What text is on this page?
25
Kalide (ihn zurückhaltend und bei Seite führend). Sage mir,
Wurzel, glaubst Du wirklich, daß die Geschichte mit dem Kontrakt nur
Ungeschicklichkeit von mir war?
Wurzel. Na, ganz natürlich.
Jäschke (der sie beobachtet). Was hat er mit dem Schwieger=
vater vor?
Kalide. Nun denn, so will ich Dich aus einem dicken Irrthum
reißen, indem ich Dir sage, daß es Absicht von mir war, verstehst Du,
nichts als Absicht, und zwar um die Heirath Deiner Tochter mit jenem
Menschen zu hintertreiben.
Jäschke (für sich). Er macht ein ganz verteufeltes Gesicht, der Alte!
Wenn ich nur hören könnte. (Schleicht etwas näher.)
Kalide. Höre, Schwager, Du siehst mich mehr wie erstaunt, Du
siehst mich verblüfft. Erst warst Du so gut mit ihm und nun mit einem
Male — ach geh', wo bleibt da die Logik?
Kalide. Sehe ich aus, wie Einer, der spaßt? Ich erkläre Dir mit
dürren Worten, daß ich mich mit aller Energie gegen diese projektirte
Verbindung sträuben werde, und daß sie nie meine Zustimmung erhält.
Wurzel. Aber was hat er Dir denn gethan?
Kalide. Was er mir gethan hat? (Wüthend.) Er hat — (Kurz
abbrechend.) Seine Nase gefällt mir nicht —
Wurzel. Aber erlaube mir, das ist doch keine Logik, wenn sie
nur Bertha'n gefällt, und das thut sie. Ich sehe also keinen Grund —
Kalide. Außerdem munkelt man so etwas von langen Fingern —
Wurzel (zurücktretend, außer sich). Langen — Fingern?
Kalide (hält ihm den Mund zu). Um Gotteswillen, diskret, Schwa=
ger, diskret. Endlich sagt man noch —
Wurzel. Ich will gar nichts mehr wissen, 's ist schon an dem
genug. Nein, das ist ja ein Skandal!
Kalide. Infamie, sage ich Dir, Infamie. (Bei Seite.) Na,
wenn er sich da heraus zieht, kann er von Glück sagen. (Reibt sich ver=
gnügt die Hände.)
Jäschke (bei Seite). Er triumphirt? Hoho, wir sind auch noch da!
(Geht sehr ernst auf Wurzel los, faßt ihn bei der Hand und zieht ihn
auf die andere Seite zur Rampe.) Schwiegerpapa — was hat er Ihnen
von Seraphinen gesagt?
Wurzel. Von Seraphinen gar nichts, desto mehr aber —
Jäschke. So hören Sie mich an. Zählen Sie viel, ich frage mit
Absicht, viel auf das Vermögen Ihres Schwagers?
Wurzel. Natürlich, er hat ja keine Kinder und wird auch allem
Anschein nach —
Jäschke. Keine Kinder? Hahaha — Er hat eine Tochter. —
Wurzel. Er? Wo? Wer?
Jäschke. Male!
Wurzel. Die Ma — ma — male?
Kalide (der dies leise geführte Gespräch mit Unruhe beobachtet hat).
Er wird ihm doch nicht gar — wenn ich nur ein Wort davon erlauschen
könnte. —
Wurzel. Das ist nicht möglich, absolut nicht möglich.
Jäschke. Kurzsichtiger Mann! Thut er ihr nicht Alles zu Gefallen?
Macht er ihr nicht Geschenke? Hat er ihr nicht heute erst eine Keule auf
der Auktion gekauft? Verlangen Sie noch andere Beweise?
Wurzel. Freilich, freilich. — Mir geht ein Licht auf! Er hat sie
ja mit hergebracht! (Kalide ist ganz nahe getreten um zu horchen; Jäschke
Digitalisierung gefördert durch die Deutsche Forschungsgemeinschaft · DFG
+ + + +
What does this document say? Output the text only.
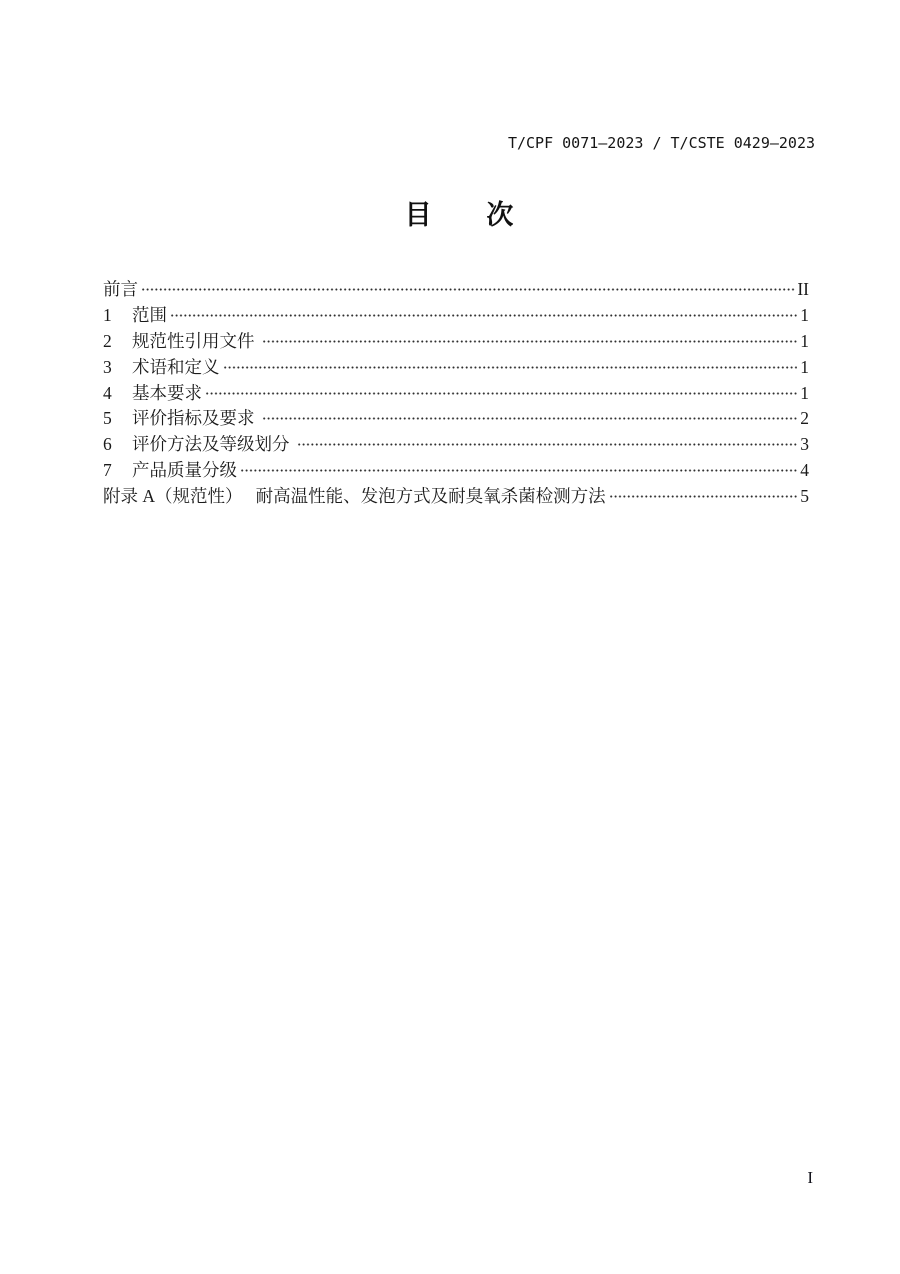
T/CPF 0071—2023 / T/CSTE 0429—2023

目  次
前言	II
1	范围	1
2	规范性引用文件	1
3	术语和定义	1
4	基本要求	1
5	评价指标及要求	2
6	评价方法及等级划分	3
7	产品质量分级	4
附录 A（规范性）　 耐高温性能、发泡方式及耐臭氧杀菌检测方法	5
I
+ + + +
**Set problem**. Look through the data above. Copy every line with the string "einem" in it.

**Reply**.
Kalide. Nun denn, so will ich Dich aus einem dicken Irrthum
siehst mich verblüfft. Erst warst Du so gut mit ihm und nun mit einem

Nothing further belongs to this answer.